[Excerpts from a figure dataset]

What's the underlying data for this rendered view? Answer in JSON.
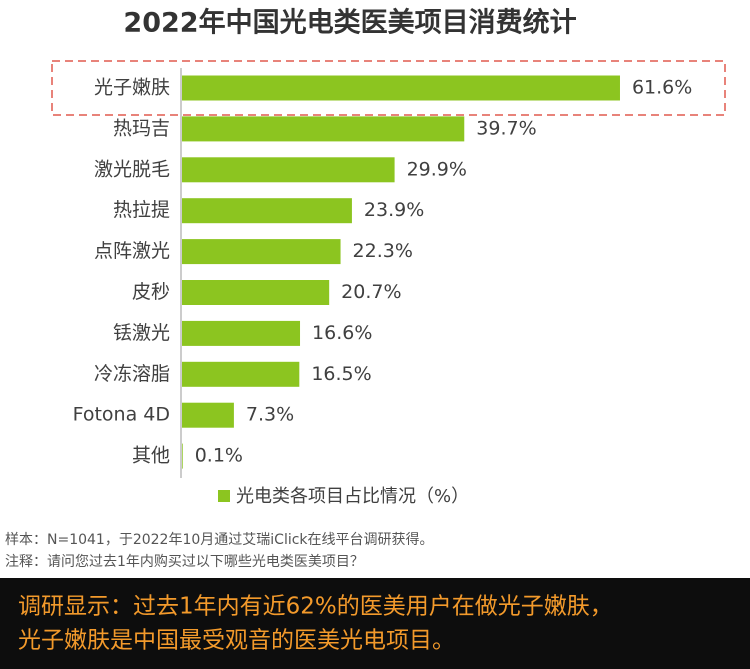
{
  "chart_data": {
    "type": "bar",
    "orientation": "horizontal",
    "title": "2022年中国光电类医美项目消费统计",
    "categories": [
      "光子嫩肤",
      "热玛吉",
      "激光脱毛",
      "热拉提",
      "点阵激光",
      "皮秒",
      "铥激光",
      "冷冻溶脂",
      "Fotona 4D",
      "其他"
    ],
    "series": [
      {
        "name": "光电类各项目占比情况（%）",
        "color": "#8cc520",
        "values": [
          61.6,
          39.7,
          29.9,
          23.9,
          22.3,
          20.7,
          16.6,
          16.5,
          7.3,
          0.1
        ],
        "value_labels": [
          "61.6%",
          "39.7%",
          "29.9%",
          "23.9%",
          "22.3%",
          "20.7%",
          "16.6%",
          "16.5%",
          "7.3%",
          "0.1%"
        ]
      }
    ],
    "legend": "bottom"
  },
  "notes": [
    "样本：N=1041，于2022年10月通过艾瑞iClick在线平台调研获得。",
    "注释：请问您过去1年内购买过以下哪些光电类医美项目？"
  ],
  "conclusion": [
    "调研显示：过去1年内有近62%的医美用户在做光子嫩肤，",
    "光子嫩肤是中国最受观音的医美光电项目。"
  ]
}
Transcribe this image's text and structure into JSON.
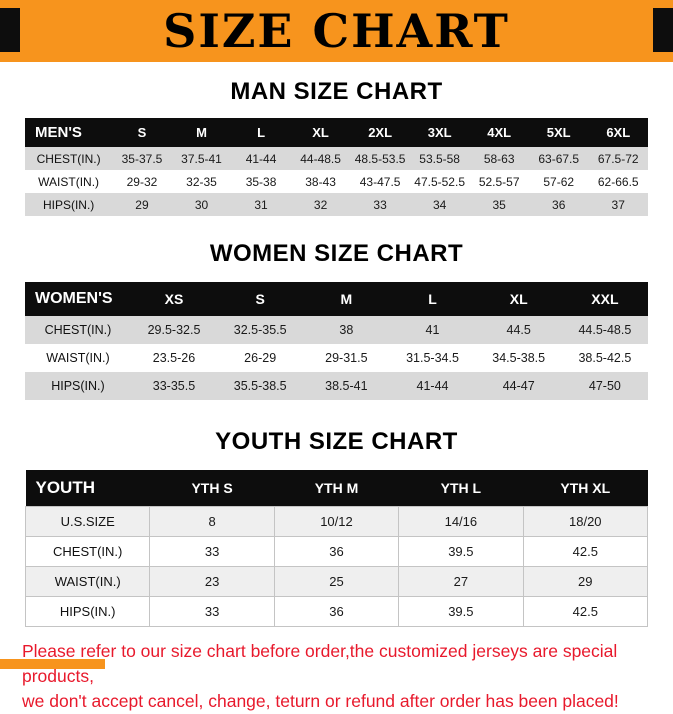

Exercise brief
Restate each of the entries above word for word and skip every image.

Correct result
What's the underlying data for this rendered view? Answer in JSON.
{
  "chart_data": {
    "type": "bar",
    "orientation": "horizontal",
    "title": "2022年中国光电类医美项目消费统计",
    "categories": [
      "光子嫩肤",
      "热玛吉",
      "激光脱毛",
      "热拉提",
      "点阵激光",
      "皮秒",
      "铥激光",
      "冷冻溶脂",
      "Fotona 4D",
      "其他"
    ],
    "series": [
      {
        "name": "光电类各项目占比情况（%）",
        "color": "#8cc520",
        "values": [
          61.6,
          39.7,
          29.9,
          23.9,
          22.3,
          20.7,
          16.6,
          16.5,
          7.3,
          0.1
        ],
        "value_labels": [
          "61.6%",
          "39.7%",
          "29.9%",
          "23.9%",
          "22.3%",
          "20.7%",
          "16.6%",
          "16.5%",
          "7.3%",
          "0.1%"
        ]
      }
    ],
    "legend": "bottom"
  },
  "notes": [
    "样本：N=1041，于2022年10月通过艾瑞iClick在线平台调研获得。",
    "注释：请问您过去1年内购买过以下哪些光电类医美项目？"
  ],
  "conclusion": [
    "调研显示：过去1年内有近62%的医美用户在做光子嫩肤，",
    "光子嫩肤是中国最受观音的医美光电项目。"
  ]
}
Transcribe this image's text and structure into JSON.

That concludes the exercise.